◆ Data to process ◆
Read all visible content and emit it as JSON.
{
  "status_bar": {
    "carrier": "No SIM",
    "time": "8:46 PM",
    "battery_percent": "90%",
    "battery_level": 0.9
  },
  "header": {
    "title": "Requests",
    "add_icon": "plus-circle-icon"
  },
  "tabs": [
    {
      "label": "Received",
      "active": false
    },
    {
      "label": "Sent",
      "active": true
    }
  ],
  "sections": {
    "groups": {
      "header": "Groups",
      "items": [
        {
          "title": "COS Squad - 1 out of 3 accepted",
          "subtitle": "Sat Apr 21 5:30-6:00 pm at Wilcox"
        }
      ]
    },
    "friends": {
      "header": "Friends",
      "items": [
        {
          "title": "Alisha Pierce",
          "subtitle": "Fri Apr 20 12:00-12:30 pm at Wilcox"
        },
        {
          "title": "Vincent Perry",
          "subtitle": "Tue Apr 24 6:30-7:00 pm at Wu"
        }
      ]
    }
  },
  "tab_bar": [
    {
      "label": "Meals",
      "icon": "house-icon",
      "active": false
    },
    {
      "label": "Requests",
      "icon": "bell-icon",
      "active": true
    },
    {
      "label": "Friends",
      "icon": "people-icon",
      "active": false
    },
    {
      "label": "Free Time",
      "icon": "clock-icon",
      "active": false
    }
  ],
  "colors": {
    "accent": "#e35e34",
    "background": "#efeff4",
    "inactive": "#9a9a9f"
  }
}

* * *

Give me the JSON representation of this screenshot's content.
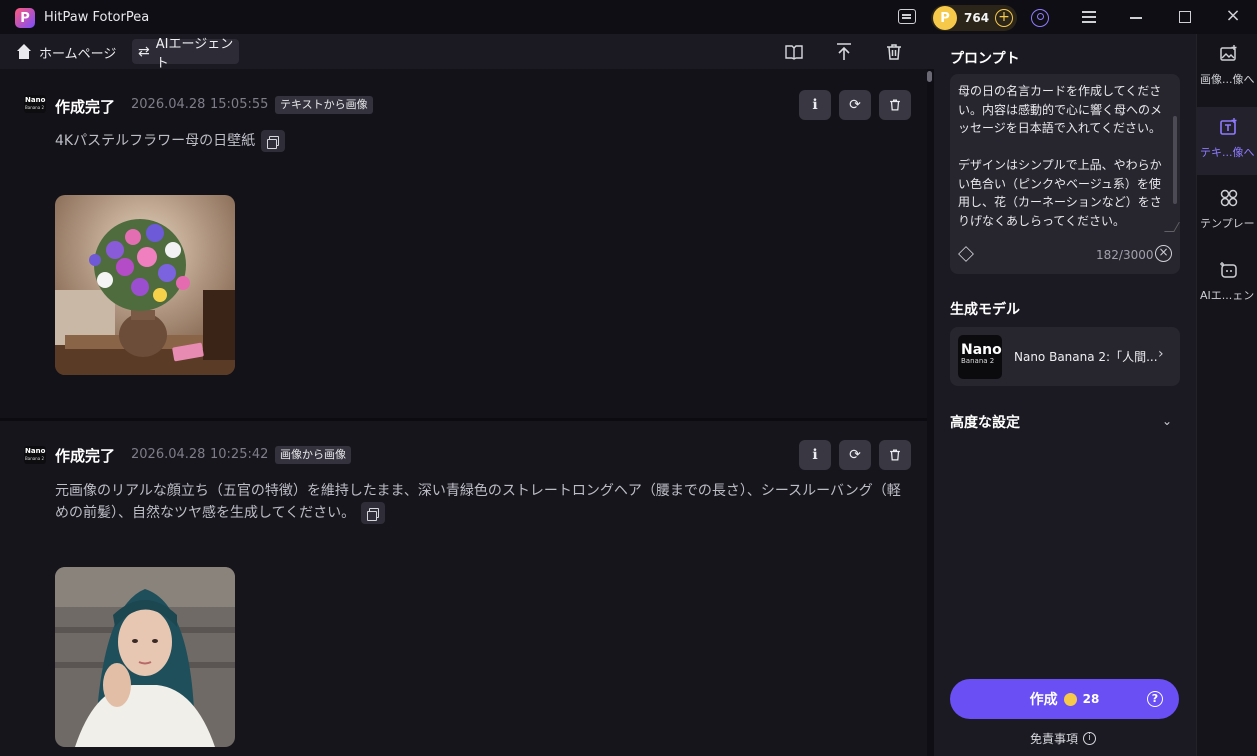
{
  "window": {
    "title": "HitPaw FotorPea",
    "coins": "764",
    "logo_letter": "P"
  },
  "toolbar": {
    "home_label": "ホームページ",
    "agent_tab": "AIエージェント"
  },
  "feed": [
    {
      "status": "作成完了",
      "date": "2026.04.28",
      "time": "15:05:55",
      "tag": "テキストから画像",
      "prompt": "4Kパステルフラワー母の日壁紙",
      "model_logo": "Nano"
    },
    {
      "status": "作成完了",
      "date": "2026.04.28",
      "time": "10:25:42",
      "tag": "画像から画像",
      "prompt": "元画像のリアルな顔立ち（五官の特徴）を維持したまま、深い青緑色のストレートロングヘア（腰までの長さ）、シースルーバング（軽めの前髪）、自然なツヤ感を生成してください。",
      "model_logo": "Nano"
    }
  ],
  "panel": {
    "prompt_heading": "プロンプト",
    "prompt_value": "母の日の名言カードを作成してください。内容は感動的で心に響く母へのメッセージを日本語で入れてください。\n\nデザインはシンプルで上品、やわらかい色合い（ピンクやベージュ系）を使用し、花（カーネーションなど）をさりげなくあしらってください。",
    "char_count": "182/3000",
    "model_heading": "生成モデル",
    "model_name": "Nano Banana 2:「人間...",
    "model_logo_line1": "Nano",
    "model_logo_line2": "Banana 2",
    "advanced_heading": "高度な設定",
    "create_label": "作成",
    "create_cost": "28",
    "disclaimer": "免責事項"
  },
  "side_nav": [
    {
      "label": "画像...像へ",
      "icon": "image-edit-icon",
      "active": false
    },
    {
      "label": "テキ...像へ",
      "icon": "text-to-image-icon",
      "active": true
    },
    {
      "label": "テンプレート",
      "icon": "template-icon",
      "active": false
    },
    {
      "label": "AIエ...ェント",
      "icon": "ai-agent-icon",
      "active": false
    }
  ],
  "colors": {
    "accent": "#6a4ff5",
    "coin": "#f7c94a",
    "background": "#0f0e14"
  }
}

◆ What this task involves ◆
Reply with nothing except the number of lines in the listing above that include the string "Nano".

◆ Result of the exercise ◆
4